## RECORDS FOR PROCESSING
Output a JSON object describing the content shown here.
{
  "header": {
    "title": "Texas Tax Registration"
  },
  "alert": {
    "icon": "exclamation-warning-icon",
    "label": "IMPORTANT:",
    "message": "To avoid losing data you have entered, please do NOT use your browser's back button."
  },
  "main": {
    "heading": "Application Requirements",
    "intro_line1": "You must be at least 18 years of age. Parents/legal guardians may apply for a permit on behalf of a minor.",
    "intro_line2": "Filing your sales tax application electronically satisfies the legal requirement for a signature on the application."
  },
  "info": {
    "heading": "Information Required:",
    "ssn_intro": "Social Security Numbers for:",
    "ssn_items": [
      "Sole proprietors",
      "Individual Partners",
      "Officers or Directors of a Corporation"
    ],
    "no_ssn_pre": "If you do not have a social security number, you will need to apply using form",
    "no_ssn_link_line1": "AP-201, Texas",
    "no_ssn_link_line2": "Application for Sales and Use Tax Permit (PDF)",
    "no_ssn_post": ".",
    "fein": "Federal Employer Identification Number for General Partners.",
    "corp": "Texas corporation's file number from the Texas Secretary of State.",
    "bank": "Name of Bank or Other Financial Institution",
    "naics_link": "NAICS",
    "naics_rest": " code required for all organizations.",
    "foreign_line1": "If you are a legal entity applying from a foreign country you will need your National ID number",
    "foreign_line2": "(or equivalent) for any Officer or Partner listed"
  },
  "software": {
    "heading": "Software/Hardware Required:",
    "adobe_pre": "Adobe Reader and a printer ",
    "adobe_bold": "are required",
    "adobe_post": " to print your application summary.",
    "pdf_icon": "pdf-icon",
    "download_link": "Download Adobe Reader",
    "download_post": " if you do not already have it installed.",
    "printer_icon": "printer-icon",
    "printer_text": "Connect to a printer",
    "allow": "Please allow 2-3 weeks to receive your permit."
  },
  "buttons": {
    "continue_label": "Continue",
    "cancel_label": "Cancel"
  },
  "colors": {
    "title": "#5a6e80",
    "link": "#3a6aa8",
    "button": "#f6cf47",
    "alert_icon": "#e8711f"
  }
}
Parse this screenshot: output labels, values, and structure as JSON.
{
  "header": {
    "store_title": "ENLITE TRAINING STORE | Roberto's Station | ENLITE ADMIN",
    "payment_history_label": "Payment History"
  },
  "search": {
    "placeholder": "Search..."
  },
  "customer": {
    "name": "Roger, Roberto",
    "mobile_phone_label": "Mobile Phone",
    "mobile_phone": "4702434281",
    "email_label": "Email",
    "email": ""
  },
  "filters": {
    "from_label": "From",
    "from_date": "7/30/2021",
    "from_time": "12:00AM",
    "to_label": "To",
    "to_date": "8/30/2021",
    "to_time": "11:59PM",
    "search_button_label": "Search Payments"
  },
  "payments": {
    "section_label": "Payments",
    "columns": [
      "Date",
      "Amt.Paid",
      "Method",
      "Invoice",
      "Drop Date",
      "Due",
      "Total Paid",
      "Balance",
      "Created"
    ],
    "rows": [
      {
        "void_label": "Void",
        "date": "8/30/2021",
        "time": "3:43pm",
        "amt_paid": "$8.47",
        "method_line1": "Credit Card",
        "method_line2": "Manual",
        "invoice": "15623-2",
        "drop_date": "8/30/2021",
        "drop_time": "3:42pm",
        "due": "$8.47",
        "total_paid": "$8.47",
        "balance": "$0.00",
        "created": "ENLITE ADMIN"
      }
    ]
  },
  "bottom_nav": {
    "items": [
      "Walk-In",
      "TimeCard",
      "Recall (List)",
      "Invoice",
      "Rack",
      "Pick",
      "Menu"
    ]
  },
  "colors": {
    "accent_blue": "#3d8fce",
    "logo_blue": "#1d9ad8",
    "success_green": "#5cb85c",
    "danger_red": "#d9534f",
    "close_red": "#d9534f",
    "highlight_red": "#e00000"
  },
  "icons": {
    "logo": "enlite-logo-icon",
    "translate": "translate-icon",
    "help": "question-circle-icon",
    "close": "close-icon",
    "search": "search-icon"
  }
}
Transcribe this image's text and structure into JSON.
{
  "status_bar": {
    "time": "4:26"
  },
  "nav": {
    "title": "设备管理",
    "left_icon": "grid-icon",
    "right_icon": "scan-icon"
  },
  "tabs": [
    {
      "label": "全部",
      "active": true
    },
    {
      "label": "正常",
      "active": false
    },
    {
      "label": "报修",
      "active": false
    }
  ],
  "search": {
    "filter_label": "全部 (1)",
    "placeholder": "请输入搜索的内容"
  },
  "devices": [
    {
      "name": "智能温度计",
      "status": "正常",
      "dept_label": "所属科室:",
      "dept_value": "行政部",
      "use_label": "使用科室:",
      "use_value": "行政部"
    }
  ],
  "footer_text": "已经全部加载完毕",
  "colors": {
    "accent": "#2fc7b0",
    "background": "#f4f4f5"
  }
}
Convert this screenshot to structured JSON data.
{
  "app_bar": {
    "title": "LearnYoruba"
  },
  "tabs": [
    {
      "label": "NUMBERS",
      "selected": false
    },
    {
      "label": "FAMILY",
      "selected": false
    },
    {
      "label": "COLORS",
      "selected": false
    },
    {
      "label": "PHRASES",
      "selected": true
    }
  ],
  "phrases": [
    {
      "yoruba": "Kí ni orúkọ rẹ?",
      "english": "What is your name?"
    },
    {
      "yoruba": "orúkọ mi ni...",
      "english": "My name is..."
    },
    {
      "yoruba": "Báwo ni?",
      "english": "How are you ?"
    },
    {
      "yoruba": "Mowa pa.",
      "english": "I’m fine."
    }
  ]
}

## AIM OF THE TASK
Each line above is to be repeated exactly.

## SOLUTION TO THIS PROBLEM
Output a JSON object describing the content shown here.
{
  "header": {
    "title": "Texas Tax Registration"
  },
  "alert": {
    "icon": "exclamation-warning-icon",
    "label": "IMPORTANT:",
    "message": "To avoid losing data you have entered, please do NOT use your browser's back button."
  },
  "main": {
    "heading": "Application Requirements",
    "intro_line1": "You must be at least 18 years of age. Parents/legal guardians may apply for a permit on behalf of a minor.",
    "intro_line2": "Filing your sales tax application electronically satisfies the legal requirement for a signature on the application."
  },
  "info": {
    "heading": "Information Required:",
    "ssn_intro": "Social Security Numbers for:",
    "ssn_items": [
      "Sole proprietors",
      "Individual Partners",
      "Officers or Directors of a Corporation"
    ],
    "no_ssn_pre": "If you do not have a social security number, you will need to apply using form",
    "no_ssn_link_line1": "AP-201, Texas",
    "no_ssn_link_line2": "Application for Sales and Use Tax Permit (PDF)",
    "no_ssn_post": ".",
    "fein": "Federal Employer Identification Number for General Partners.",
    "corp": "Texas corporation's file number from the Texas Secretary of State.",
    "bank": "Name of Bank or Other Financial Institution",
    "naics_link": "NAICS",
    "naics_rest": " code required for all organizations.",
    "foreign_line1": "If you are a legal entity applying from a foreign country you will need your National ID number",
    "foreign_line2": "(or equivalent) for any Officer or Partner listed"
  },
  "software": {
    "heading": "Software/Hardware Required:",
    "adobe_pre": "Adobe Reader and a printer ",
    "adobe_bold": "are required",
    "adobe_post": " to print your application summary.",
    "pdf_icon": "pdf-icon",
    "download_link": "Download Adobe Reader",
    "download_post": " if you do not already have it installed.",
    "printer_icon": "printer-icon",
    "printer_text": "Connect to a printer",
    "allow": "Please allow 2-3 weeks to receive your permit."
  },
  "buttons": {
    "continue_label": "Continue",
    "cancel_label": "Cancel"
  },
  "colors": {
    "title": "#5a6e80",
    "link": "#3a6aa8",
    "button": "#f6cf47",
    "alert_icon": "#e8711f"
  }
}
Parse this screenshot: output labels, values, and structure as JSON.
{
  "header": {
    "store_title": "ENLITE TRAINING STORE | Roberto's Station | ENLITE ADMIN",
    "payment_history_label": "Payment History"
  },
  "search": {
    "placeholder": "Search..."
  },
  "customer": {
    "name": "Roger, Roberto",
    "mobile_phone_label": "Mobile Phone",
    "mobile_phone": "4702434281",
    "email_label": "Email",
    "email": ""
  },
  "filters": {
    "from_label": "From",
    "from_date": "7/30/2021",
    "from_time": "12:00AM",
    "to_label": "To",
    "to_date": "8/30/2021",
    "to_time": "11:59PM",
    "search_button_label": "Search Payments"
  },
  "payments": {
    "section_label": "Payments",
    "columns": [
      "Date",
      "Amt.Paid",
      "Method",
      "Invoice",
      "Drop Date",
      "Due",
      "Total Paid",
      "Balance",
      "Created"
    ],
    "rows": [
      {
        "void_label": "Void",
        "date": "8/30/2021",
        "time": "3:43pm",
        "amt_paid": "$8.47",
        "method_line1": "Credit Card",
        "method_line2": "Manual",
        "invoice": "15623-2",
        "drop_date": "8/30/2021",
        "drop_time": "3:42pm",
        "due": "$8.47",
        "total_paid": "$8.47",
        "balance": "$0.00",
        "created": "ENLITE ADMIN"
      }
    ]
  },
  "bottom_nav": {
    "items": [
      "Walk-In",
      "TimeCard",
      "Recall (List)",
      "Invoice",
      "Rack",
      "Pick",
      "Menu"
    ]
  },
  "colors": {
    "accent_blue": "#3d8fce",
    "logo_blue": "#1d9ad8",
    "success_green": "#5cb85c",
    "danger_red": "#d9534f",
    "close_red": "#d9534f",
    "highlight_red": "#e00000"
  },
  "icons": {
    "logo": "enlite-logo-icon",
    "translate": "translate-icon",
    "help": "question-circle-icon",
    "close": "close-icon",
    "search": "search-icon"
  }
}
Transcribe this image's text and structure into JSON.
{
  "status_bar": {
    "time": "4:26"
  },
  "nav": {
    "title": "设备管理",
    "left_icon": "grid-icon",
    "right_icon": "scan-icon"
  },
  "tabs": [
    {
      "label": "全部",
      "active": true
    },
    {
      "label": "正常",
      "active": false
    },
    {
      "label": "报修",
      "active": false
    }
  ],
  "search": {
    "filter_label": "全部 (1)",
    "placeholder": "请输入搜索的内容"
  },
  "devices": [
    {
      "name": "智能温度计",
      "status": "正常",
      "dept_label": "所属科室:",
      "dept_value": "行政部",
      "use_label": "使用科室:",
      "use_value": "行政部"
    }
  ],
  "footer_text": "已经全部加载完毕",
  "colors": {
    "accent": "#2fc7b0",
    "background": "#f4f4f5"
  }
}
Convert this screenshot to structured JSON data.
{
  "app_bar": {
    "title": "LearnYoruba"
  },
  "tabs": [
    {
      "label": "NUMBERS",
      "selected": false
    },
    {
      "label": "FAMILY",
      "selected": false
    },
    {
      "label": "COLORS",
      "selected": false
    },
    {
      "label": "PHRASES",
      "selected": true
    }
  ],
  "phrases": [
    {
      "yoruba": "Kí ni orúkọ rẹ?",
      "english": "What is your name?"
    },
    {
      "yoruba": "orúkọ mi ni...",
      "english": "My name is..."
    },
    {
      "yoruba": "Báwo ni?",
      "english": "How are you ?"
    },
    {
      "yoruba": "Mowa pa.",
      "english": "I’m fine."
    }
  ]
}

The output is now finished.